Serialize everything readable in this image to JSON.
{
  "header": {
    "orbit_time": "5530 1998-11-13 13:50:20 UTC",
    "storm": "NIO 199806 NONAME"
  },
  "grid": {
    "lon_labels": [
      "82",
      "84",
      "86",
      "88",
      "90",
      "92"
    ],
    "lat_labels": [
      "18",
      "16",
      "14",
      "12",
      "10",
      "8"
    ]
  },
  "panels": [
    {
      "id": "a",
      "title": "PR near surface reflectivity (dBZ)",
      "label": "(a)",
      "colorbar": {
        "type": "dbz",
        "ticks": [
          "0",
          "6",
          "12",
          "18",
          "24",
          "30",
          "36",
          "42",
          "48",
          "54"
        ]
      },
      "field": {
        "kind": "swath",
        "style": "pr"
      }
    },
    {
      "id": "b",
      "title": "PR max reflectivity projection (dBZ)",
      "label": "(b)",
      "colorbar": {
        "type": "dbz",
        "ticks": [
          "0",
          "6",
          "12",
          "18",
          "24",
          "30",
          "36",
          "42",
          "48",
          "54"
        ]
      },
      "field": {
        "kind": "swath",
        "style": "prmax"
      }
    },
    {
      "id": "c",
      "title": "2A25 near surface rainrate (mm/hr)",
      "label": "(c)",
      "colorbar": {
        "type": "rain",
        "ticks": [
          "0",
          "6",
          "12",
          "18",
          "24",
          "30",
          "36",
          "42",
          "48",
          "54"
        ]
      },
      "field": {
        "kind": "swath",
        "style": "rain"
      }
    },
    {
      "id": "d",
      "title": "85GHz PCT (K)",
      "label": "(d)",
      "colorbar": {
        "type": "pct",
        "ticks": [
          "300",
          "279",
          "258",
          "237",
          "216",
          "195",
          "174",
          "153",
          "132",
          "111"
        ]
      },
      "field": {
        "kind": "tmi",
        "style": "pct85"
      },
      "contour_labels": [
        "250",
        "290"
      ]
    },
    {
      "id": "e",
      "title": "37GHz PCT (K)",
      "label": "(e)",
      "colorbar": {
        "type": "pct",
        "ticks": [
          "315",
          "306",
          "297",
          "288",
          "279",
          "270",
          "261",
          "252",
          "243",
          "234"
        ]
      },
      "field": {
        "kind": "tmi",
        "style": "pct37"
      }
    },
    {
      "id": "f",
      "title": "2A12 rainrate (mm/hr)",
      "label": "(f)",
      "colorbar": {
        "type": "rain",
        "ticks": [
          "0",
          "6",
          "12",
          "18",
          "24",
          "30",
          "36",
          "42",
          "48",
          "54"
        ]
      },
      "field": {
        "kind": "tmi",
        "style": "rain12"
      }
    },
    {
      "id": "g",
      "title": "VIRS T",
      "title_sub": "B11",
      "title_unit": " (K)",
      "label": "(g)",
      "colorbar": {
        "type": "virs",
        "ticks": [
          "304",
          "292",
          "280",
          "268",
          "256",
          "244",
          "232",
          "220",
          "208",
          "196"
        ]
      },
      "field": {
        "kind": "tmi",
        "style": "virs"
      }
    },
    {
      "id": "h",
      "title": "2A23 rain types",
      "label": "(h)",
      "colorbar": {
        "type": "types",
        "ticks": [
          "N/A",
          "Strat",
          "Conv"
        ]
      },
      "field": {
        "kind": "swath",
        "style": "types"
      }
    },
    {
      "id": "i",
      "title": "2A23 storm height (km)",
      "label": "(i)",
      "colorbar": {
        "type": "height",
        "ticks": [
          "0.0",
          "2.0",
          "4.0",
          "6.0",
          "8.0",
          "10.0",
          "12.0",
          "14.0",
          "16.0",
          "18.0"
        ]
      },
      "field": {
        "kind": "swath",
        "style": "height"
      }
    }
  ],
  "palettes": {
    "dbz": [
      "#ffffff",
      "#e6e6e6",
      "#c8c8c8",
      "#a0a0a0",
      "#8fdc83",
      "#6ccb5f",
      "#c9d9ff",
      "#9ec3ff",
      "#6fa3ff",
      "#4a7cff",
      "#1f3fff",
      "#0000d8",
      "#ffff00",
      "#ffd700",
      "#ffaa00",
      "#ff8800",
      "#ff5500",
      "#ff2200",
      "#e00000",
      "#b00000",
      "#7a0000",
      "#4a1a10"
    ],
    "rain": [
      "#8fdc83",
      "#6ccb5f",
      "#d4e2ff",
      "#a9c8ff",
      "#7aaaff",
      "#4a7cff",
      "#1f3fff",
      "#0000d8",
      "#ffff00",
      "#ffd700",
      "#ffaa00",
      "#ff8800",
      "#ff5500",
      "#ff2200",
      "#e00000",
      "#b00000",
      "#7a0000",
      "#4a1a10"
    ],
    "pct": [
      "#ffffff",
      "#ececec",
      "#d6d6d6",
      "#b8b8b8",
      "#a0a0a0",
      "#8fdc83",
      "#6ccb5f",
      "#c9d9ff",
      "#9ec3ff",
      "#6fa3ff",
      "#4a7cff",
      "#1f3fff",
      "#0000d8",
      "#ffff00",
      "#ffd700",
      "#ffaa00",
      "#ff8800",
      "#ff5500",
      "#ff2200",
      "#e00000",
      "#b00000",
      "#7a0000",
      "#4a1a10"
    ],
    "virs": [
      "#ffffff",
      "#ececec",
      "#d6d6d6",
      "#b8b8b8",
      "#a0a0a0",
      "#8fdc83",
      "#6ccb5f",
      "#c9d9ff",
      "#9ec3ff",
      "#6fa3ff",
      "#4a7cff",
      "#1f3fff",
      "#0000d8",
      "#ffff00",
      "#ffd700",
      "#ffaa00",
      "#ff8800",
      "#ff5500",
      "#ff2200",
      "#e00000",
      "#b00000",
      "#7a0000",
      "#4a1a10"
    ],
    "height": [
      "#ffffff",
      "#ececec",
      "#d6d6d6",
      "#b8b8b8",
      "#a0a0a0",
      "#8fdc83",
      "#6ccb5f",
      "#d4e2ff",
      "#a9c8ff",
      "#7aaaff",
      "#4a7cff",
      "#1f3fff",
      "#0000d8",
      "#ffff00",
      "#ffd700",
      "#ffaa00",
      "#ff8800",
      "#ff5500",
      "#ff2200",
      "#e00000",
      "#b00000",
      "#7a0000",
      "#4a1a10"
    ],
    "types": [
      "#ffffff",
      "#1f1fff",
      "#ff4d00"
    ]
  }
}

:::

**EXERCISE AIM:** Search the records for the word "reflectivity" and copy every line where it occurs.

**COMPLETE OUTPUT:**
      "title": "PR near surface reflectivity (dBZ)",
      "title": "PR max reflectivity projection (dBZ)",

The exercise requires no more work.